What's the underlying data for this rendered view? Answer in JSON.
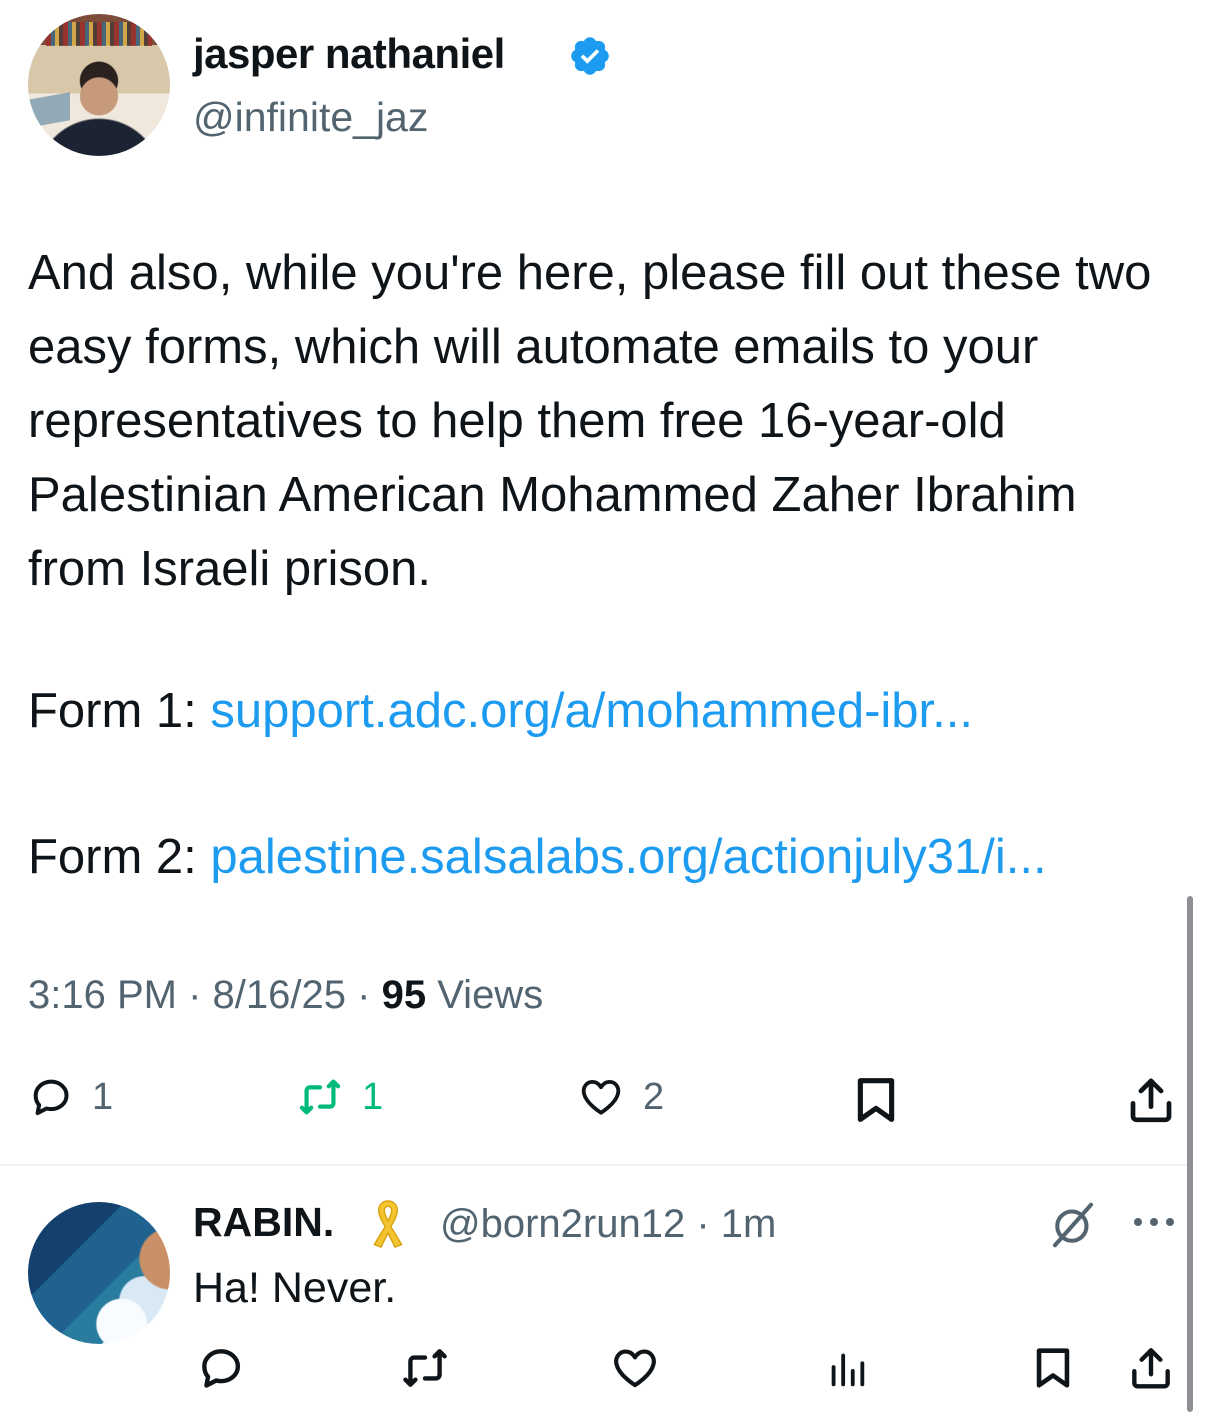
{
  "tweet": {
    "author_name": "jasper nathaniel",
    "author_handle": "@infinite_jaz",
    "body": "And also, while you're here, please fill out these two easy forms, which will automate emails to your representatives to help them free 16-year-old Palestinian American Mohammed Zaher Ibrahim from Israeli prison.",
    "form1_label": "Form 1:",
    "form1_link": "support.adc.org/a/mohammed-ibr...",
    "form2_label": "Form 2:",
    "form2_link": "palestine.salsalabs.org/actionjuly31/i...",
    "time": "3:16 PM",
    "date": "8/16/25",
    "views_count": "95",
    "views_label": "Views",
    "separator": "·",
    "replies": "1",
    "retweets": "1",
    "likes": "2"
  },
  "reply": {
    "author_name": "RABIN.",
    "author_handle": "@born2run12",
    "time": "1m",
    "separator": "·",
    "text": "Ha! Never."
  },
  "icons": {
    "verified": "verified-badge-icon",
    "reply": "comment-icon",
    "retweet": "retweet-icon",
    "like": "heart-icon",
    "bookmark": "bookmark-icon",
    "share": "share-icon",
    "ribbon": "yellow-ribbon-icon",
    "grok": "grok-icon",
    "more": "more-icon",
    "views": "views-icon"
  },
  "colors": {
    "text": "#0f1419",
    "secondary": "#536471",
    "link": "#1d9bf0",
    "retweet_active": "#00ba7c",
    "verified": "#1d9bf0",
    "ribbon": "#f4c430"
  }
}
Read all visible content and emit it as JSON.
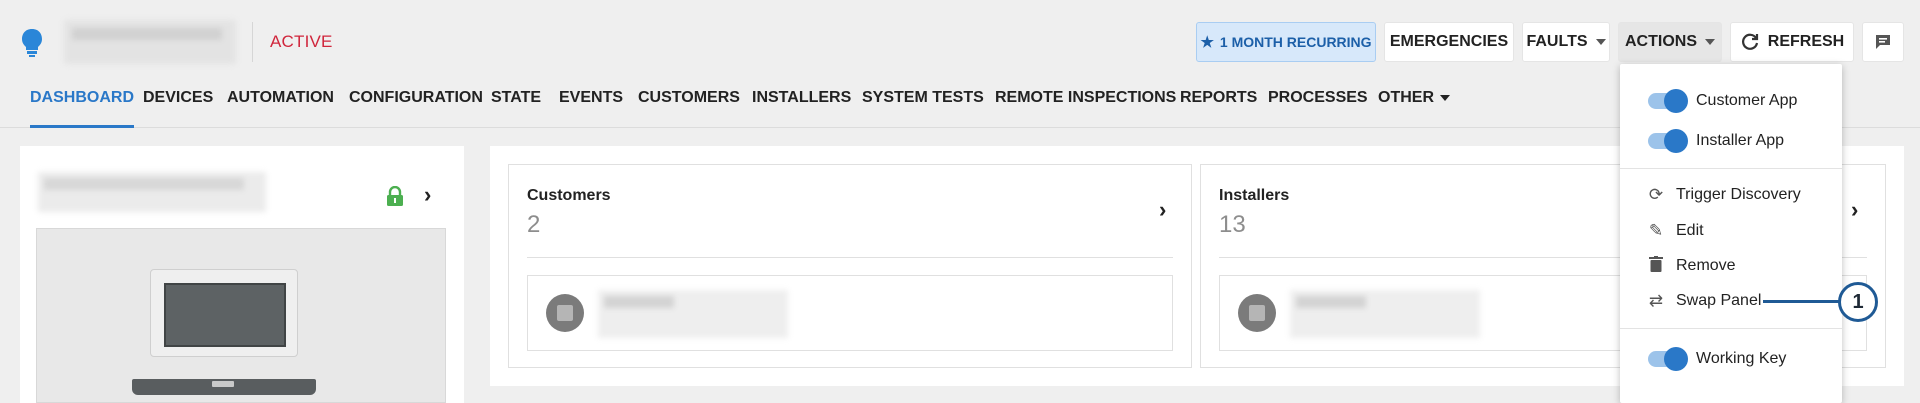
{
  "header": {
    "status": "ACTIVE",
    "buttons": {
      "recurring": "1 MONTH RECURRING",
      "emergencies": "EMERGENCIES",
      "faults": "FAULTS",
      "actions": "ACTIONS",
      "refresh": "REFRESH"
    }
  },
  "nav": {
    "tabs": [
      "DASHBOARD",
      "DEVICES",
      "AUTOMATION",
      "CONFIGURATION",
      "STATE",
      "EVENTS",
      "CUSTOMERS",
      "INSTALLERS",
      "SYSTEM TESTS",
      "REMOTE INSPECTIONS",
      "REPORTS",
      "PROCESSES",
      "OTHER"
    ],
    "active_tab": "DASHBOARD"
  },
  "cards": {
    "customers": {
      "title": "Customers",
      "count": "2"
    },
    "installers": {
      "title": "Installers",
      "count": "13"
    }
  },
  "actions_menu": {
    "toggles": [
      {
        "label": "Customer App",
        "on": true
      },
      {
        "label": "Installer App",
        "on": true
      }
    ],
    "items": [
      {
        "label": "Trigger Discovery",
        "icon": "sync-icon"
      },
      {
        "label": "Edit",
        "icon": "pencil-icon"
      },
      {
        "label": "Remove",
        "icon": "trash-icon"
      },
      {
        "label": "Swap Panel",
        "icon": "swap-icon"
      }
    ],
    "bottom_toggle": {
      "label": "Working Key",
      "on": true
    }
  },
  "callout": {
    "number": "1"
  },
  "colors": {
    "accent": "#2a78c8",
    "status_active": "#d0263c",
    "lock": "#4caf50",
    "recurring_bg": "#d7e8fa"
  }
}
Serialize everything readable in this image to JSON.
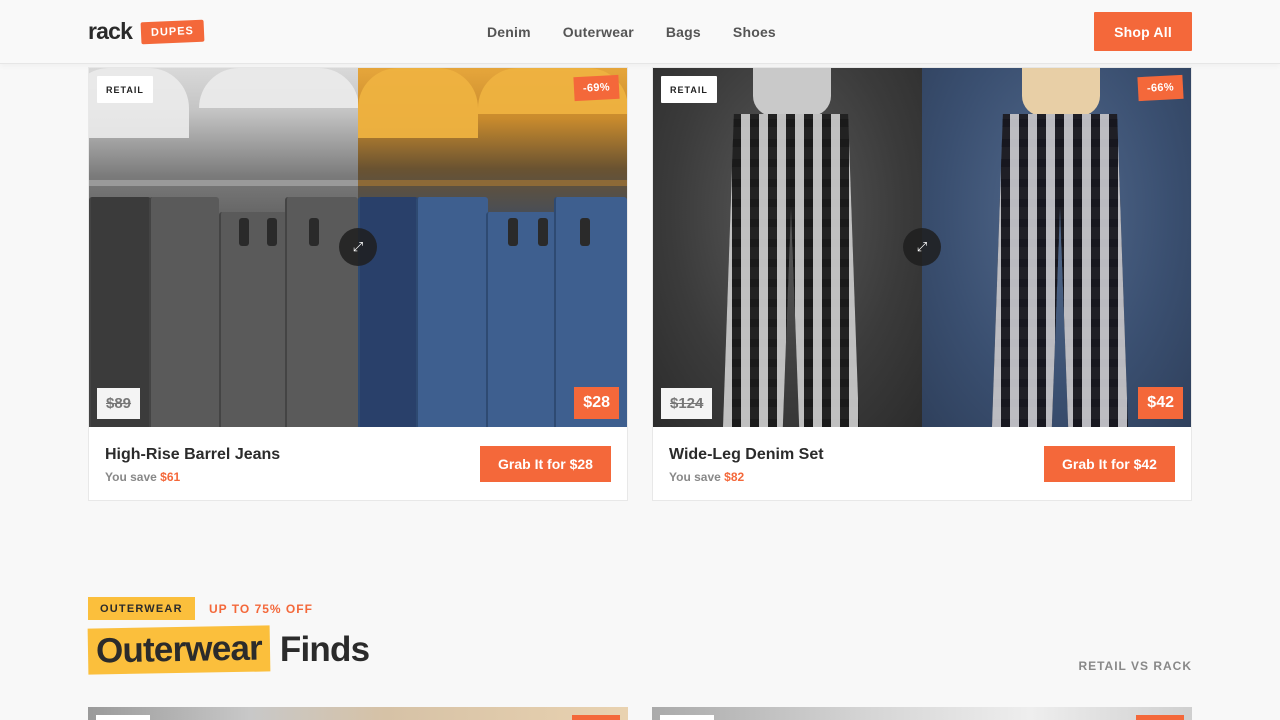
- - - - - - -
* _What is asked_:
Pick out the lines containing the string "this" and show them.

* _Full output_:
What's the underlying data for this rendered view? Answer in JSON.
Serialize everything readable in this image to JSON.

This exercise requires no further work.